[START EXCERPT PROVIDED]
Recently, the head of the UK branch of G4S, the largest private security firm in the world, predicted that within the next few years an increasing amount police work will be allocated and outsourced to private security companies – like G4S.
The comments were made by the director of the UK led private security firm, off the back of G4S having secured lucrative contracts to carry out policing duties on behalf of West Midlands and Surrey police – and ultimately the taxpayer.
One of the immediate criticisms raised at this prospect was of the need for all individuals contracted to carry out police duties to be held equally accountable to the IPCC (Independent police complaints commission) – at present this will not the case.
G4S are also set to have a massive presence at this year’s Olympic Games, with around 13,000 staff allocated for the games which are set to begin in a couple of weeks time. Mainstream news reports have described the makeup of east London as looking increasingly more like an occupied military zone rather than the sight for one of the greatest spectacles on Earth. Coincidentally, we are talking about the same G4S that carries out duties for the Israeli government and the Israeli Defense Force (IDF).
Despite concerns raised over the last couple of days regarding the ability of G4S to deliver, the Home Secretary Theresa May today maintained that the Olympic games were safe to go ahead and that london is prepared.
[END EXCERPT PROVIDED]
**WHAT IS REQUIRED**: According to the G4S article, for or on behalf of whom does G4S carry out duties? You won't need the items.
[START LISTED RECORDS]
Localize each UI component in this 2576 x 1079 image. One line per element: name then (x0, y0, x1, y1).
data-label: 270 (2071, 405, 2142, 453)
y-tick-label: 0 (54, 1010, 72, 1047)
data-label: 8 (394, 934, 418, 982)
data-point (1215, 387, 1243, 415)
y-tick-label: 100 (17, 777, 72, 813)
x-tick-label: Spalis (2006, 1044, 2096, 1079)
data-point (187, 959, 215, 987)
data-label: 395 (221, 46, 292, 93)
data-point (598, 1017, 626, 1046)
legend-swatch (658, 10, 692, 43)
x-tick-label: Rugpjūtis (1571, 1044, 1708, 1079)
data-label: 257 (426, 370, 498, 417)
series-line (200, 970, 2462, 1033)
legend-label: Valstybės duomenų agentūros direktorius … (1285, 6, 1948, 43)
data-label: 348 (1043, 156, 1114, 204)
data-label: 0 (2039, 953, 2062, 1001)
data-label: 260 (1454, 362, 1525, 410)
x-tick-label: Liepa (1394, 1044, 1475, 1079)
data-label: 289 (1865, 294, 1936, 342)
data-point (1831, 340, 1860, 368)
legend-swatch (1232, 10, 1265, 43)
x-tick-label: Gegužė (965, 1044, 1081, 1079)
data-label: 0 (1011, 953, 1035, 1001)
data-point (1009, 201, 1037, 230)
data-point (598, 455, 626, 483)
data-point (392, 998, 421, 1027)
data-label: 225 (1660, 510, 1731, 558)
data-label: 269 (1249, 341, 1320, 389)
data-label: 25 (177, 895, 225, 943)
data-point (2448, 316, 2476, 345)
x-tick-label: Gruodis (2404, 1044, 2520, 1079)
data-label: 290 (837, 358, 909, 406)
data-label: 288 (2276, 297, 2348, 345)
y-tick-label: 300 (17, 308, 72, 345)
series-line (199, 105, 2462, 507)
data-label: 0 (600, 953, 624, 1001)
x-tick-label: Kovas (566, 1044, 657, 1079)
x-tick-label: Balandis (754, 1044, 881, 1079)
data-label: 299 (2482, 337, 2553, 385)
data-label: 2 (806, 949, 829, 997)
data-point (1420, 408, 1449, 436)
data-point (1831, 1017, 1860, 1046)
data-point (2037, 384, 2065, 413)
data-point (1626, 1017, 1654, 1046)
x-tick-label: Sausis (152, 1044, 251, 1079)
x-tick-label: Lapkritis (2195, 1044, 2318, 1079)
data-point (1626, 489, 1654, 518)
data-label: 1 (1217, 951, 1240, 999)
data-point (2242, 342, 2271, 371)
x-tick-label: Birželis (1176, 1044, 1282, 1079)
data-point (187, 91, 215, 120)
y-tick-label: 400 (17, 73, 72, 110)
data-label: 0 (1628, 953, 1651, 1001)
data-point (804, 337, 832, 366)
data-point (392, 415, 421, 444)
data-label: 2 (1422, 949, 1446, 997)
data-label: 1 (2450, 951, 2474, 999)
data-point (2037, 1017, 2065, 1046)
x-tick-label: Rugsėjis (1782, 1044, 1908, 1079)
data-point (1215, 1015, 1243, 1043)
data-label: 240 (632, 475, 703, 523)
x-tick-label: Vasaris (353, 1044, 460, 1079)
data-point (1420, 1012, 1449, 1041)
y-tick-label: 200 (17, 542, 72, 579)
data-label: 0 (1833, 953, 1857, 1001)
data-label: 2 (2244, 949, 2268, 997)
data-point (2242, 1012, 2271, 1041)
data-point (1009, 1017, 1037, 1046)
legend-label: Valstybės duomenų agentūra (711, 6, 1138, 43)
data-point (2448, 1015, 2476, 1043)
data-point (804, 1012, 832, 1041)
[END LISTED RECORDS]
**COMPLETE OUTPUT**: West Midlands police, Surrey police, ultimately the taxpayer, the Israeli government, and the Israeli Defense Force (IDF).